Task material:
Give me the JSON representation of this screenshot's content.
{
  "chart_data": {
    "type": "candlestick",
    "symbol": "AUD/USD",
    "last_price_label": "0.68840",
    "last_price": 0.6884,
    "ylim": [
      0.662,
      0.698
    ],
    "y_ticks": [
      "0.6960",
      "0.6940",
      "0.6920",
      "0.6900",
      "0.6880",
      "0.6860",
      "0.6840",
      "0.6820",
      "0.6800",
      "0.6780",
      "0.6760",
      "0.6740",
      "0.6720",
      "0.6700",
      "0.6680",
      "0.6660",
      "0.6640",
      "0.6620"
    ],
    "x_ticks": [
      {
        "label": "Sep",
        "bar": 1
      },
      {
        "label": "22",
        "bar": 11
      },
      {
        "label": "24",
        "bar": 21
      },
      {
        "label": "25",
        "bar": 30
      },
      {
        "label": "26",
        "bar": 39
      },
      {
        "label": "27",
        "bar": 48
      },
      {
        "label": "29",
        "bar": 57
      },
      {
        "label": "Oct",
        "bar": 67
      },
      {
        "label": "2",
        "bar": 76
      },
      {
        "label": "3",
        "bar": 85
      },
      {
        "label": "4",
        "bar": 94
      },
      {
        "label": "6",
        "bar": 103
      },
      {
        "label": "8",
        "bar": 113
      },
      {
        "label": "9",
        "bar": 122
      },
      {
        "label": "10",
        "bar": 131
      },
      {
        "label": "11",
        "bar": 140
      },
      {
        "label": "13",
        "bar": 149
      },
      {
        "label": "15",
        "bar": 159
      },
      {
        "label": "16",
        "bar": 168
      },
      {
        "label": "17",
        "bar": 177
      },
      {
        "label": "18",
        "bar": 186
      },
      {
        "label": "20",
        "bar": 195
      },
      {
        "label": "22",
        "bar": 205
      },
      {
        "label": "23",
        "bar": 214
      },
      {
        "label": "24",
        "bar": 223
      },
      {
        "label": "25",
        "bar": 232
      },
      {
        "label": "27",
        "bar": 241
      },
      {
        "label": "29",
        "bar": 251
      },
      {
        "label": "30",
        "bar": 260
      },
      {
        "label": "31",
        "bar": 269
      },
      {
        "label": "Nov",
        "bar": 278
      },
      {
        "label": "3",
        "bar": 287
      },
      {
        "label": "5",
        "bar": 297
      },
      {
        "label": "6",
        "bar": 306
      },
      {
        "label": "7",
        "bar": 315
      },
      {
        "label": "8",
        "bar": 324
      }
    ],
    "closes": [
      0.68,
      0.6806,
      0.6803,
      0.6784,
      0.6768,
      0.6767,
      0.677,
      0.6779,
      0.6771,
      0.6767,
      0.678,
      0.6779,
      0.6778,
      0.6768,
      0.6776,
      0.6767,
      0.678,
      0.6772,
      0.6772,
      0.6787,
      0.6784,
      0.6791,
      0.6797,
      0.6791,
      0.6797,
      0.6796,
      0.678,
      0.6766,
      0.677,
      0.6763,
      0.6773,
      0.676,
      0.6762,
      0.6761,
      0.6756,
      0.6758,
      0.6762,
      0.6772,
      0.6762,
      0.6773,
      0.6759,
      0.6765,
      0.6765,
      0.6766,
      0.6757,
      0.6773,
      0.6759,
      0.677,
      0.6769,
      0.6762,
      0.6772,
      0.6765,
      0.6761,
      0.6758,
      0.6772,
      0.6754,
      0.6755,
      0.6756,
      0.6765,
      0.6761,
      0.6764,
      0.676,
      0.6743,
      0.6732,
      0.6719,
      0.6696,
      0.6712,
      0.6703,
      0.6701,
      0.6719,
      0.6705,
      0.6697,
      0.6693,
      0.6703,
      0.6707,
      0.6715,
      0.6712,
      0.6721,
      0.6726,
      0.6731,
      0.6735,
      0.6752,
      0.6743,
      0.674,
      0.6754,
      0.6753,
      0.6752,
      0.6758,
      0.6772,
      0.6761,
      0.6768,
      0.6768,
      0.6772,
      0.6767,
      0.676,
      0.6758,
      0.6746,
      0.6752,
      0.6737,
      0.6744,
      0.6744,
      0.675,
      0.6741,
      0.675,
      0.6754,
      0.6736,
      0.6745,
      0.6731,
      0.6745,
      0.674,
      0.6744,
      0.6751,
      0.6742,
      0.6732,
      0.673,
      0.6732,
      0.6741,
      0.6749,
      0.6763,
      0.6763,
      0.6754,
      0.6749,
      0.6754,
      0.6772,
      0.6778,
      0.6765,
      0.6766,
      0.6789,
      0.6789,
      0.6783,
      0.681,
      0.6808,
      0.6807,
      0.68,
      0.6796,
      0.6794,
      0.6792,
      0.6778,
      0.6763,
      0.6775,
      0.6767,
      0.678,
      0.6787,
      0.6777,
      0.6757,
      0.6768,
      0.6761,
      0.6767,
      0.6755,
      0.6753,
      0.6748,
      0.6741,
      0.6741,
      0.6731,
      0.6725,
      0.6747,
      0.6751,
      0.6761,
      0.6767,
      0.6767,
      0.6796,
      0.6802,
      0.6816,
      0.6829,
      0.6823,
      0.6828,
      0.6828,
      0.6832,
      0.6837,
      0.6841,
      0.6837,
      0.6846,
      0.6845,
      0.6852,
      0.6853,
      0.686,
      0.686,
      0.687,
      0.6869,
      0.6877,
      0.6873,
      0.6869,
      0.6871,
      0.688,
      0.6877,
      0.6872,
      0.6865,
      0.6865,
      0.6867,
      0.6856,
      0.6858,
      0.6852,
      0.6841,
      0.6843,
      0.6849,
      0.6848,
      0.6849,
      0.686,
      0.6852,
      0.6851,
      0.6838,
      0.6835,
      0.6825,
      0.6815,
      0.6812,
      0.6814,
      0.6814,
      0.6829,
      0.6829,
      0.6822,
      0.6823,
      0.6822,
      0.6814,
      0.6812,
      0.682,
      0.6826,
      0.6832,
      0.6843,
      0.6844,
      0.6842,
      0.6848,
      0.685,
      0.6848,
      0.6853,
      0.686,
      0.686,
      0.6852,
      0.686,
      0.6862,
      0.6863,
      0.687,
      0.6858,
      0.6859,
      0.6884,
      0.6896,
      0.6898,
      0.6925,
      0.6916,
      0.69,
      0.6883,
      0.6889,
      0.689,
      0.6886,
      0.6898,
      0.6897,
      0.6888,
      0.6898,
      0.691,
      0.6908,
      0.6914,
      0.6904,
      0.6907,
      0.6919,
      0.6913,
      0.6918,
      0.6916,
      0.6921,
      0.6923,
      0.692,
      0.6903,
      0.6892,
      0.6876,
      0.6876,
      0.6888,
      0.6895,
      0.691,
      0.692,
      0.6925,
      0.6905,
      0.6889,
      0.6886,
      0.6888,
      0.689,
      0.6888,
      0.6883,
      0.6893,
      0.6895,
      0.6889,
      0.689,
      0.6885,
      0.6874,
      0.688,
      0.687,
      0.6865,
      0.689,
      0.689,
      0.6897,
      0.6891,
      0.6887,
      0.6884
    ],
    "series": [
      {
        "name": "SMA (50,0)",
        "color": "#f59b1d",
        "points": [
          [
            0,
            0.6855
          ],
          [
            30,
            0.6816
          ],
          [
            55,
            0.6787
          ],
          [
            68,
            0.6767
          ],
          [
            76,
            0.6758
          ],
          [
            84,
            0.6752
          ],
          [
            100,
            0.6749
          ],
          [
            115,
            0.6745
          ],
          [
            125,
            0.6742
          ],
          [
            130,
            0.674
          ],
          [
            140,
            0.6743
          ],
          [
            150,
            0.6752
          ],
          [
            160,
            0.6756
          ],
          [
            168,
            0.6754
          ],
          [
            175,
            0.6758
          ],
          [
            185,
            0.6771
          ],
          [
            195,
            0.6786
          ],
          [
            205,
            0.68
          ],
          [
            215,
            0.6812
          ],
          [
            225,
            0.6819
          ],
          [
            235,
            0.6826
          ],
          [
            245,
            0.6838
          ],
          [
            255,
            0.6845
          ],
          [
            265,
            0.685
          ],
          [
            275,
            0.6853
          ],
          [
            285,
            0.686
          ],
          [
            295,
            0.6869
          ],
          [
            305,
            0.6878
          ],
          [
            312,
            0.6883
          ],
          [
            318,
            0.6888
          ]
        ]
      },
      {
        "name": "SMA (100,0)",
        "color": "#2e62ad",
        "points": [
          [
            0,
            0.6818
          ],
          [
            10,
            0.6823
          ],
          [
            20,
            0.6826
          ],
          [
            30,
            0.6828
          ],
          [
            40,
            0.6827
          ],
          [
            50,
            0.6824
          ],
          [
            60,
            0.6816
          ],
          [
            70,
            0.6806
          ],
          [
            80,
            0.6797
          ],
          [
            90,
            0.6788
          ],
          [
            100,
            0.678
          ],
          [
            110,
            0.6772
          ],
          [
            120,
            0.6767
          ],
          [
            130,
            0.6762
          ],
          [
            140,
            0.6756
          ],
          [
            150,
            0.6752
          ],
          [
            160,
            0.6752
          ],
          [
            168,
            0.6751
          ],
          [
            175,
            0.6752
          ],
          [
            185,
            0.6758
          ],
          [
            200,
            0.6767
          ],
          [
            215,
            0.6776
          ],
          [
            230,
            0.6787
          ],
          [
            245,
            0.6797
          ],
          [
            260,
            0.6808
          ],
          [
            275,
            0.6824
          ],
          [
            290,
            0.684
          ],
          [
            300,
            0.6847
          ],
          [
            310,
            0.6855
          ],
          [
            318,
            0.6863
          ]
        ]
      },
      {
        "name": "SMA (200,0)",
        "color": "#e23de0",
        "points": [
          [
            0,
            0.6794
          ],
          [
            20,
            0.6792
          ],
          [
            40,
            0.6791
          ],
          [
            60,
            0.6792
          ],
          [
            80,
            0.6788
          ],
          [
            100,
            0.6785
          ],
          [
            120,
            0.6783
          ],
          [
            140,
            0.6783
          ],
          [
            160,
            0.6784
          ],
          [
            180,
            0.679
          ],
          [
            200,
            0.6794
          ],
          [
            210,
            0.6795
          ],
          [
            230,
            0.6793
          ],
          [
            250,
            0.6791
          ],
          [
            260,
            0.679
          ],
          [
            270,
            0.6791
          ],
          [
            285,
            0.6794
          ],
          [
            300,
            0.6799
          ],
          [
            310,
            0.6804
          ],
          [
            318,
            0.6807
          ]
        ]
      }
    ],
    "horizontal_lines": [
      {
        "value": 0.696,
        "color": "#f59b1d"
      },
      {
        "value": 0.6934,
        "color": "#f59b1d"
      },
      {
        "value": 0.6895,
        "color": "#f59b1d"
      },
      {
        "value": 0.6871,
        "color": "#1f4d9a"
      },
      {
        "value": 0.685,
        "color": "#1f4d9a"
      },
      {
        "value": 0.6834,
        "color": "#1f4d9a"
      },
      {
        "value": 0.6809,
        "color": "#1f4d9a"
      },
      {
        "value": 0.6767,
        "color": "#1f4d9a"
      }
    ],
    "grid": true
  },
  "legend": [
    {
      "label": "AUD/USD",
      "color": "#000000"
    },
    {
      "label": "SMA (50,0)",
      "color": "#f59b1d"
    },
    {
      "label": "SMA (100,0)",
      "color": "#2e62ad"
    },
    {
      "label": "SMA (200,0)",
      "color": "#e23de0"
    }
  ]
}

Problem to work on: Find the word "name" and list each line it appears in.

Exercise answer:
        "name": "SMA (50,0)",
        "name": "SMA (100,0)",
        "name": "SMA (200,0)",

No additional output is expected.